| Stated problem |
Look for the string "false" in the lines and copy each line that has it.

| Records |

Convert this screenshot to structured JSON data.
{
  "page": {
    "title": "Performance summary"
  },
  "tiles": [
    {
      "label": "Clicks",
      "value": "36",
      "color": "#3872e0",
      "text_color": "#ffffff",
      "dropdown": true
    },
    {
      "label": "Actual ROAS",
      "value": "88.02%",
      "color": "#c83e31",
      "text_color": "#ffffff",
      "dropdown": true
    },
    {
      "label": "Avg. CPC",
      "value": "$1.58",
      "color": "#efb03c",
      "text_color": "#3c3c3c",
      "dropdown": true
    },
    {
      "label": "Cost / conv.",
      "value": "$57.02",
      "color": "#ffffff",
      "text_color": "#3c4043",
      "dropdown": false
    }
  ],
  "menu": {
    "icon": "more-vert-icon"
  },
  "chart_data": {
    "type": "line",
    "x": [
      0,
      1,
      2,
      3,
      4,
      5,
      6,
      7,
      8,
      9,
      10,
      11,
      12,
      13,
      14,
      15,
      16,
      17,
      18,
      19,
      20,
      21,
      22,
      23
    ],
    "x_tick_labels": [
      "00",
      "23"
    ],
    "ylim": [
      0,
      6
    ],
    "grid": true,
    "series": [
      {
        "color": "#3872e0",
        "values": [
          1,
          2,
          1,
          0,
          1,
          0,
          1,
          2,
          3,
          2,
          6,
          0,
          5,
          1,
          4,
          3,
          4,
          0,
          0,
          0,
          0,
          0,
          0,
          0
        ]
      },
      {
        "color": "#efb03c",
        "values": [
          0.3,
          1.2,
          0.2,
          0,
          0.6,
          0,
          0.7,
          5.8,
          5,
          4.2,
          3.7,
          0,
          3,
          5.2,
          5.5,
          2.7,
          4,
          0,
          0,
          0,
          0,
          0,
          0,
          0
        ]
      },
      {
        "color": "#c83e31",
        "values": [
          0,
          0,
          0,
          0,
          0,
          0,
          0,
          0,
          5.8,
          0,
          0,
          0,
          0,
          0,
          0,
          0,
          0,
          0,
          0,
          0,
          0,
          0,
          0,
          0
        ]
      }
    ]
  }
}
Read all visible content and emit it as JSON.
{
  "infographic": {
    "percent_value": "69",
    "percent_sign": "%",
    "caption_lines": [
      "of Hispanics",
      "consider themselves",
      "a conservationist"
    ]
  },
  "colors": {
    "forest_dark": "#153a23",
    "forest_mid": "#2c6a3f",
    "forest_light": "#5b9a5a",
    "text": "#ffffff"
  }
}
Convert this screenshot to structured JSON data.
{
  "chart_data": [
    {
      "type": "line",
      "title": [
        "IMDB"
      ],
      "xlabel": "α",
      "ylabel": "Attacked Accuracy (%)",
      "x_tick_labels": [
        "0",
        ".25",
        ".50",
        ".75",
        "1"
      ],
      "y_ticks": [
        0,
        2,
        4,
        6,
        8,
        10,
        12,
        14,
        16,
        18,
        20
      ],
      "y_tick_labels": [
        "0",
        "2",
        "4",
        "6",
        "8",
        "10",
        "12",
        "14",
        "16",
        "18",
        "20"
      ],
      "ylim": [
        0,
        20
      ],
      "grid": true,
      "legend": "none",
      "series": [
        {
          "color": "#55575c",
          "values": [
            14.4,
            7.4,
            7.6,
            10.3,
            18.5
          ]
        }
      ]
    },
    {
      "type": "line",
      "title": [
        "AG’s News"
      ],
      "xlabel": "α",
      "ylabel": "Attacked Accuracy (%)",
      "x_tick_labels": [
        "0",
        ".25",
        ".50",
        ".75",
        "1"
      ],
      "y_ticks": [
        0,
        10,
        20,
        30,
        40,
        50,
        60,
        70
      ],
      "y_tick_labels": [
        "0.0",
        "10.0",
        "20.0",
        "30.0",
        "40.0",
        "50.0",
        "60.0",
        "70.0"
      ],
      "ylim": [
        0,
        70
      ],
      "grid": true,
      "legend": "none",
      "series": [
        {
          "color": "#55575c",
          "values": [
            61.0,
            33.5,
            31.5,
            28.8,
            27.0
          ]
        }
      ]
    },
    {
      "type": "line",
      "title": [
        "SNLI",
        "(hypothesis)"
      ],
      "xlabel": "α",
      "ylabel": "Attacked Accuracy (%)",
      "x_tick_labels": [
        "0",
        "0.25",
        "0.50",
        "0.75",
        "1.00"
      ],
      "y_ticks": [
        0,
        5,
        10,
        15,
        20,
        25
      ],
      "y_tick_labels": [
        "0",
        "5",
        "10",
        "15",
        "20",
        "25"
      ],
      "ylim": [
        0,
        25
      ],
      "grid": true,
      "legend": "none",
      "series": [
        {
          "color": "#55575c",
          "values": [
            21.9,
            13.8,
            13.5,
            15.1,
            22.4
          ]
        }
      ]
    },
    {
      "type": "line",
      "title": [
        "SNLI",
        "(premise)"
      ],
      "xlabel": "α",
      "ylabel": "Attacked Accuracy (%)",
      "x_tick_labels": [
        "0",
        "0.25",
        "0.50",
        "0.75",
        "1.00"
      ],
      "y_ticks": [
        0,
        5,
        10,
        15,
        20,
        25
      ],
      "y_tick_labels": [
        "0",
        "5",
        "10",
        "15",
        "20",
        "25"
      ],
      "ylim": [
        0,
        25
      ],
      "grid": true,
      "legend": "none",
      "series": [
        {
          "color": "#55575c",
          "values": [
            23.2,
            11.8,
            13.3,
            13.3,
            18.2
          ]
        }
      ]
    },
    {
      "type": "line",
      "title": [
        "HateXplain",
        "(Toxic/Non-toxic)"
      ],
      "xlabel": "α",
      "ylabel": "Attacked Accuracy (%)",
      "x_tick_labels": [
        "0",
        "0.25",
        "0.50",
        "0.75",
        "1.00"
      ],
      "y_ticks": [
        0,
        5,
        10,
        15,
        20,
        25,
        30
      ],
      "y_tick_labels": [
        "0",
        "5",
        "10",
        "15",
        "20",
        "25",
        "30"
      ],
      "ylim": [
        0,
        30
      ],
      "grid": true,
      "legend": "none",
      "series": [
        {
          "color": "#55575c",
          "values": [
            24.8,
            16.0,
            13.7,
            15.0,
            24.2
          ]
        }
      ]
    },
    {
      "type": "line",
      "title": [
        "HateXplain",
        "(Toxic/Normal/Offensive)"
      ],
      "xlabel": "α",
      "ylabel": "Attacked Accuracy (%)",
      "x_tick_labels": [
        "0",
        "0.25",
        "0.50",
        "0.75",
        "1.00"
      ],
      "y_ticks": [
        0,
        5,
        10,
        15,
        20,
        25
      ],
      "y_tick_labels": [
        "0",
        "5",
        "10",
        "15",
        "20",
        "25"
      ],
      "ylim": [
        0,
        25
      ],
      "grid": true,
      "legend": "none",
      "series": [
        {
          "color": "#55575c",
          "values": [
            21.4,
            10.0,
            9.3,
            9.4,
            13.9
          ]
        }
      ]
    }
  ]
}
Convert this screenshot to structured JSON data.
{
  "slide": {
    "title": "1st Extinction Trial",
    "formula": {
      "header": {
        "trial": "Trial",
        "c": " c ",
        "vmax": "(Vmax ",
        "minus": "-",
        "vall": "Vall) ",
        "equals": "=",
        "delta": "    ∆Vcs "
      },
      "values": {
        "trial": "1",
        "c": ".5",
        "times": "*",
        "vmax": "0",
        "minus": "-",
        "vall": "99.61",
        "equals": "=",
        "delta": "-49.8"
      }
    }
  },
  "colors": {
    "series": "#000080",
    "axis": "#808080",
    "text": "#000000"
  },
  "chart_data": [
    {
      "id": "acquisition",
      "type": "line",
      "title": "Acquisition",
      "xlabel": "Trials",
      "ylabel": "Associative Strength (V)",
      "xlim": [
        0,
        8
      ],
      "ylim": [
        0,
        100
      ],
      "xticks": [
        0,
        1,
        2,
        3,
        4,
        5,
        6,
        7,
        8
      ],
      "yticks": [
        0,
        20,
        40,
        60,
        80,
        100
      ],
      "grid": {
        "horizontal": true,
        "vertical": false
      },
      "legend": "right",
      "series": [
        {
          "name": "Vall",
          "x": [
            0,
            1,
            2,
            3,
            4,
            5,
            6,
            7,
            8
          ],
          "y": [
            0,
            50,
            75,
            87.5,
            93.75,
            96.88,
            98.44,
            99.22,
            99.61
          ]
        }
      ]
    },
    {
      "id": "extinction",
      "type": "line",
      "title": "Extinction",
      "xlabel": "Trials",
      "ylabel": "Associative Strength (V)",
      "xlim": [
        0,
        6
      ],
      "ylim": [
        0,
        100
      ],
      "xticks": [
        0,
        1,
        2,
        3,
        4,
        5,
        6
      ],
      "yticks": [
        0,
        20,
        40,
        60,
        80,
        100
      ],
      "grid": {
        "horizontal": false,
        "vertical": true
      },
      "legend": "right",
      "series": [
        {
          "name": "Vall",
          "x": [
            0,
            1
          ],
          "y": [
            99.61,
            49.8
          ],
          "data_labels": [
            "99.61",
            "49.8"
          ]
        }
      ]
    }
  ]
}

| Reply to the task |
      "dropdown": false
        "vertical": false
        "horizontal": false,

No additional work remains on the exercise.